_Selected excerpt_
————————

A stately home without a Duke. How its treasures were cared for in the absence of the Duke of Devonshire

Chatsworth 1 - The Sphere - Dec 28 1946 (BNA)
The ancestral home of the Dukes of Devonshire. In 1946, the 10th Duke had placed Chatsworth and its treasures on a caretaking basis, as he didn’t expect to live there for many years, partly on account of high taxation and partly on account of the servant problem. (British Newspaper Archive).

The domain of Chatsworth was purchased by Sir William Cavendish and it was he in 1553 who began the old mansion, which after his death in 1557 was completed by his widow, Bess of Hardwick. Here in succeeding years Mary Queen of Scots was five times imprisoned. The present mansion includes the old Palladian pile started in 1687 by the first Duke of Devonshire and the north-wing added in 1820.

With its 636,000 visitors a year, Chatsworth House may have become one of our greatest stately homes. However, life in the Duke of Devonshire’s grand mansion wasn’t always a bed of roses. In 1946, The Sphere painted a rather bleak and uninspiring outlook for the house, a stark contrast to its present-day fortunes.

Back then, ‘one of the private treasure-houses of the nation’ was reduced to one housemaid, a sole survivor of a pre-war domestic staff of forty, and the whole house was being kept on a caretaking basis.

Chatsworth House was without a Duke. Taxation of the time made it impossible for him to live there in the old style while the servant problem was almost insuperable. It was suggested that one day the Duke might return to his Derbyshire home, but he himself didn’t expect this to happen for many years.

The custodian was Edward William Spencer Cavendish (1895-1950), the 10th Duke of Devonshire, who was still reeling from the loss of his eldest son and heir, William John Robert Cavendish, Marquess of Hartington, who had been killed in wartime action two years before. The future of Chatsworth would have rested on the shoulders of Billy Cavendish (and his wife, Kathleen Kennedy), but instead the weight of responsibility later fell to his second and younger son, Andrew Robert Buxton Cavendish (1920-2004).

Chatsworth 2 - The Sphere - Dec 28 1946 (BNA)
Mingled with the shrouded furniture in the Sculpture Gallery are examples of the genius of Canova, Thorwaldsen, Chantrey and Wyatt: During the war, when Chatsworth was used as a girls’ school, this gallery was converted into a storeroom for some of the principal treasures. (British Newspaper Archive).
Chatsworth 3 - The Sphere - Dec 28 1946 (BNA)
Restoring and preserving the great pictures of Chatsworth. Captain T.S. Wragg, who had been librarian at Chatsworth since 1933, at work on the surface cleaning of a painting on copper. (British Newspaper Archive).
Chatsworth 4 - The Sphere - Dec 28 1946 (BNA)

————————

_Given data_
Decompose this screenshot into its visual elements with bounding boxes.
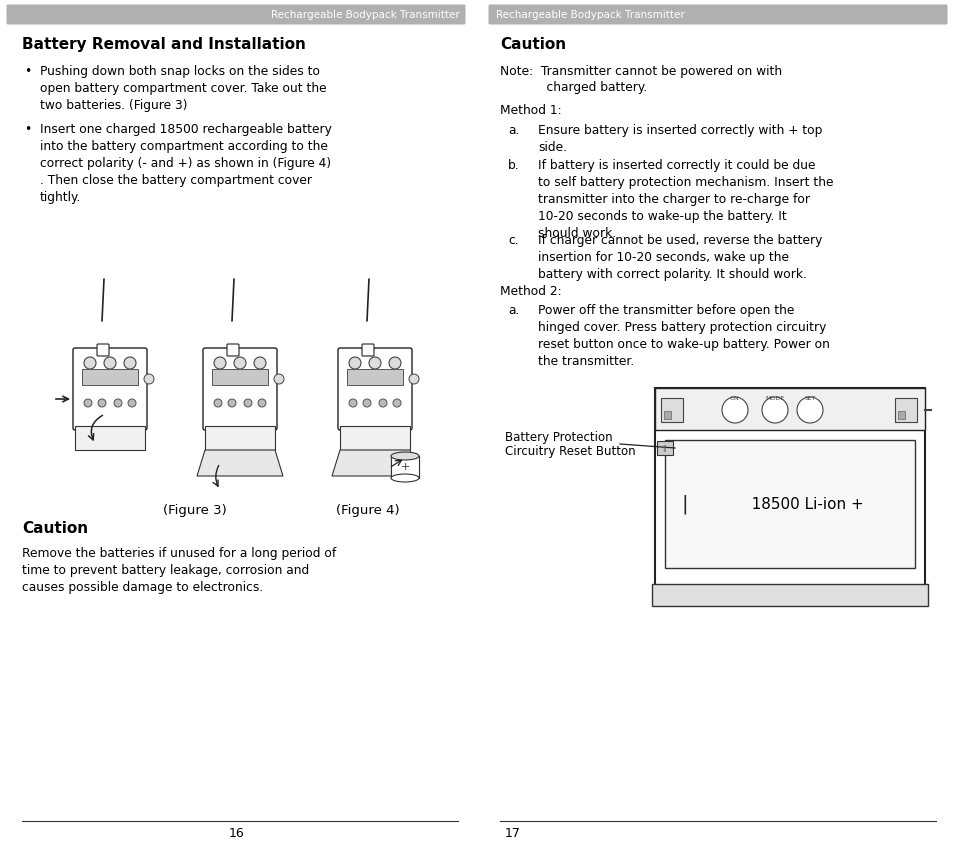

————————

_Goals_
A) According to the Chatsworth text, how many domestic staff did the house have before the war?
B) Carry the Chatsworth text forward from the point at which it stops.
The listing has no connection to the text about Chatsworth.

_Outputs in order_
A) Forty.

B)
Mr G.H. Constantine, technical assistant at the Graves Art Gallery, Sheffield, at work on a landscape. He spent two days a week cleaning and restoring the Chatsworth pictures, paying particular attention to the regulation of the atmosphere. The Chatsworth pictures included works by Holbein, Titian, Reynolds and Murillo. (British Newspaper Archive).

The Chatsworth estate was saddled with debt. Death duties, liabilities from previous incumbents and a depression in British agriculture had all contributed to its downfall. In 1920, Devonshire House, the family’s London mansion, had been sold to developers and later demolished; Chiswick House, a Palladian villa in West London was sold to Brentford Council in 1929.  However, the financial burden refused to go away, and it was quite impossible to keep Chatsworth House occupied.

While Chatsworth was mothballed everything was being done to preserve its treasures, including its magnificent library, with its 35,000 books, including many irreplaceable first editions, and the art collection, including canvases by Murillo Van Eyck, Titian, Reynolds and other masters.

During World War 2 Chatsworth had been occupied by the Penrhos Girls’ College and it had taken its toll. Fumes from moth-balls in stored carpets, and lack of oxygen due to occupation of rooms by large numbers of people, had affected many of the pictures. Inadequate heating during the acute coal shortage caused fluctuations in temperature which caused the canvas of paintings to contract and expand, leading in time to cracking and flaking.

A small staff of experts had been brought in to repair years of inevitable neglect. Pictures were being cleaned, and the books whose leather was becoming brittle were being dressed in ointment, developed by the British Museum.

Chatsworth 5 - The Sphere - Dec 28 1946 (BNA)
The elaborate alter-piece in Chatsworth’s private chapel. An example of the decorative style so typical of the mansion. The alter-piece is the work of Verrio, the walls and ceilings are by Laguerre, and Cibber’s figures of Faith and Hope surmount the alter of alabaster by Samuel Watson. Watson’s wood-carving, can be seen throughout the house. When these pictures were first published it would have been a rare opportunity for people to see inside the house. (British Newspaper Archive).
Chatsworth 6 - The Sphere - Dec 28 1946 (BNA)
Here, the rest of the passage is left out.